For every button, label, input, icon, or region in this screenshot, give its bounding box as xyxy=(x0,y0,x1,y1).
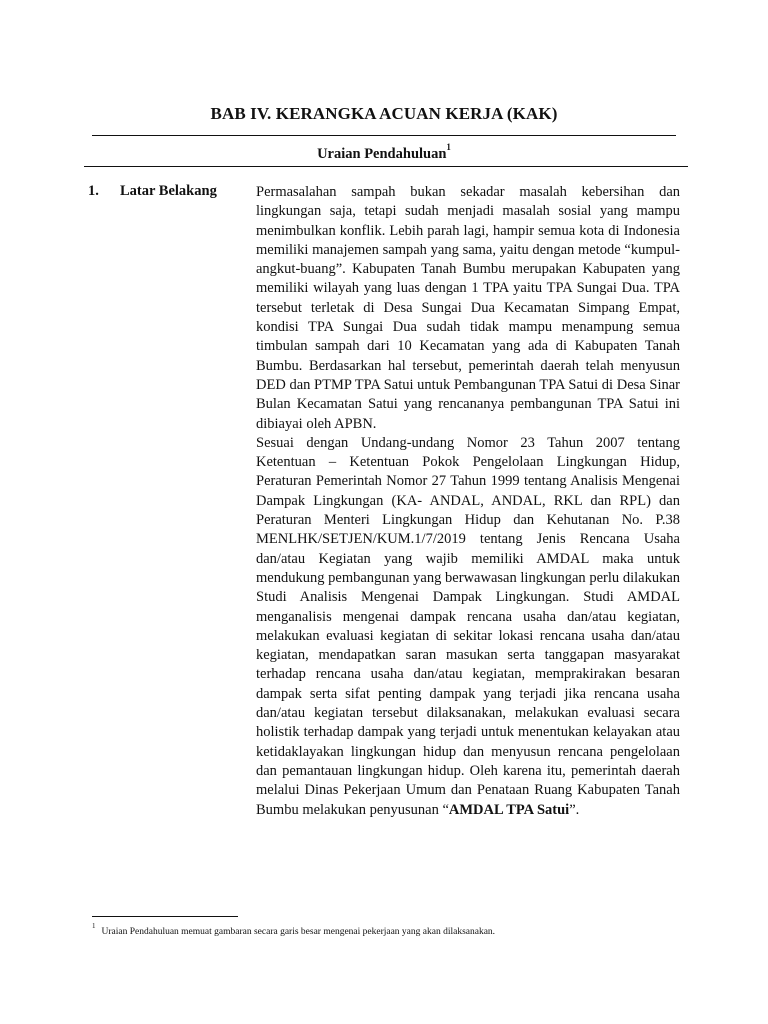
section-heading-text: Uraian Pendahuluan xyxy=(317,145,447,162)
paragraph-regulation-end: ”. xyxy=(569,801,580,818)
item-body xyxy=(256,183,680,820)
page-title: BAB IV. KERANGKA ACUAN KERJA (KAK) xyxy=(210,104,558,123)
item-number: 1. xyxy=(88,183,99,199)
footnote xyxy=(92,924,495,937)
footnote-separator xyxy=(92,916,238,917)
section-heading xyxy=(0,144,768,163)
item-label: Latar Belakang xyxy=(120,183,217,199)
section-divider xyxy=(84,166,688,167)
paragraph-regulation xyxy=(256,434,680,820)
paragraph-background: Permasalahan sampah bukan sekadar masalah kebersihan dan lingkungan saja, tetapi sudah menjadi masalah sosial yang mampu menimbulkan konflik. Lebih parah lagi, hampir semua kota di Indonesia memiliki manajemen sampah yang sama, yaitu dengan metode “kumpul-angkut-buang”. Kabupaten Tanah Bumbu merupakan Kabupaten yang memiliki wilayah yang luas dengan 1 TPA yaitu TPA Sungai Dua. TPA tersebut terletak di Desa Sungai Dua Kecamatan Simpang Empat, kondisi TPA Sungai Dua sudah tidak mampu menampung semua timbulan sampah dari 10 Kecamatan yang ada di Kabupaten Tanah Bumbu. Berdasarkan hal tersebut, pemerintah daerah telah menyusun DED dan PTMP TPA Satui untuk Pembangunan TPA Satui di Desa Sinar Bulan Kecamatan Satui yang rencananya pembangunan TPA Satui ini dibiayai oleh APBN. xyxy=(256,184,680,432)
footnote-text: Uraian Pendahuluan memuat gambaran secara garis besar mengenai pekerjaan yang akan dilaksanakan. xyxy=(101,927,496,938)
project-name-emphasis: AMDAL TPA Satui xyxy=(448,801,570,818)
footnote-reference[interactable]: 1 xyxy=(446,142,451,152)
title-divider xyxy=(92,135,676,136)
footnote-number: 1 xyxy=(92,922,96,930)
paragraph-regulation-text: Sesuai dengan Undang-undang Nomor 23 Tahun 2007 tentang Ketentuan – Ketentuan Pokok Pengelolaan Lingkungan Hidup, Peraturan Pemerintah Nomor 27 Tahun 1999 tentang Analisis Mengenai Dampak Lingkungan (KA- ANDAL, ANDAL, RKL dan RPL) dan Peraturan Menteri Lingkungan Hidup dan Kehutanan No. P.38 MENLHK/SETJEN/KUM.1/7/2019 tentang Jenis Rencana Usaha dan/atau Kegiatan yang wajib memiliki AMDAL maka untuk mendukung pembangunan yang berwawasan lingkungan perlu dilakukan Studi Analisis Mengenai Dampak Lingkungan. Studi AMDAL menganalisis mengenai dampak rencana usaha dan/atau kegiatan, melakukan evaluasi kegiatan di sekitar lokasi rencana usaha dan/atau kegiatan, mendapatkan saran masukan serta tanggapan masyarakat terhadap rencana usaha dan/atau kegiatan, memprakirakan besaran dampak serta sifat penting dampak yang terjadi jika rencana usaha dan/atau kegiatan tersebut dilaksanakan, melakukan evaluasi secara holistik terhadap dampak yang terjadi untuk menentukan kelayakan atau ketidaklayakan lingkungan hidup dan menyusun rencana pengelolaan dan pemantauan lingkungan hidup. Oleh karena itu, pemerintah daerah melalui Dinas Pekerjaan Umum dan Penataan Ruang Kabupaten Tanah Bumbu melakukan penyusunan “ xyxy=(256,434,680,818)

What to do: Write out these lines again with "screenshot" renamed to "page image" wherever it occurs, and change nothing else. Leave the pictures out.

The output:
For every button, label, input, icon, or region in this page image, give its bounding box as xyxy=(x0,y0,x1,y1).
section-heading-text: Uraian Pendahuluan xyxy=(317,145,447,162)
paragraph-regulation-end: ”. xyxy=(569,801,580,818)
item-body xyxy=(256,183,680,820)
page-title: BAB IV. KERANGKA ACUAN KERJA (KAK) xyxy=(210,104,558,123)
item-number: 1. xyxy=(88,183,99,199)
footnote xyxy=(92,924,495,937)
footnote-separator xyxy=(92,916,238,917)
section-heading xyxy=(0,144,768,163)
item-label: Latar Belakang xyxy=(120,183,217,199)
section-divider xyxy=(84,166,688,167)
paragraph-regulation xyxy=(256,434,680,820)
paragraph-background: Permasalahan sampah bukan sekadar masalah kebersihan dan lingkungan saja, tetapi sudah menjadi masalah sosial yang mampu menimbulkan konflik. Lebih parah lagi, hampir semua kota di Indonesia memiliki manajemen sampah yang sama, yaitu dengan metode “kumpul-angkut-buang”. Kabupaten Tanah Bumbu merupakan Kabupaten yang memiliki wilayah yang luas dengan 1 TPA yaitu TPA Sungai Dua. TPA tersebut terletak di Desa Sungai Dua Kecamatan Simpang Empat, kondisi TPA Sungai Dua sudah tidak mampu menampung semua timbulan sampah dari 10 Kecamatan yang ada di Kabupaten Tanah Bumbu. Berdasarkan hal tersebut, pemerintah daerah telah menyusun DED dan PTMP TPA Satui untuk Pembangunan TPA Satui di Desa Sinar Bulan Kecamatan Satui yang rencananya pembangunan TPA Satui ini dibiayai oleh APBN. xyxy=(256,184,680,432)
footnote-text: Uraian Pendahuluan memuat gambaran secara garis besar mengenai pekerjaan yang akan dilaksanakan. xyxy=(101,927,496,938)
project-name-emphasis: AMDAL TPA Satui xyxy=(448,801,570,818)
footnote-reference[interactable]: 1 xyxy=(446,142,451,152)
title-divider xyxy=(92,135,676,136)
footnote-number: 1 xyxy=(92,922,96,930)
paragraph-regulation-text: Sesuai dengan Undang-undang Nomor 23 Tahun 2007 tentang Ketentuan – Ketentuan Pokok Pengelolaan Lingkungan Hidup, Peraturan Pemerintah Nomor 27 Tahun 1999 tentang Analisis Mengenai Dampak Lingkungan (KA- ANDAL, ANDAL, RKL dan RPL) dan Peraturan Menteri Lingkungan Hidup dan Kehutanan No. P.38 MENLHK/SETJEN/KUM.1/7/2019 tentang Jenis Rencana Usaha dan/atau Kegiatan yang wajib memiliki AMDAL maka untuk mendukung pembangunan yang berwawasan lingkungan perlu dilakukan Studi Analisis Mengenai Dampak Lingkungan. Studi AMDAL menganalisis mengenai dampak rencana usaha dan/atau kegiatan, melakukan evaluasi kegiatan di sekitar lokasi rencana usaha dan/atau kegiatan, mendapatkan saran masukan serta tanggapan masyarakat terhadap rencana usaha dan/atau kegiatan, memprakirakan besaran dampak serta sifat penting dampak yang terjadi jika rencana usaha dan/atau kegiatan tersebut dilaksanakan, melakukan evaluasi secara holistik terhadap dampak yang terjadi untuk menentukan kelayakan atau ketidaklayakan lingkungan hidup dan menyusun rencana pengelolaan dan pemantauan lingkungan hidup. Oleh karena itu, pemerintah daerah melalui Dinas Pekerjaan Umum dan Penataan Ruang Kabupaten Tanah Bumbu melakukan penyusunan “ xyxy=(256,434,680,818)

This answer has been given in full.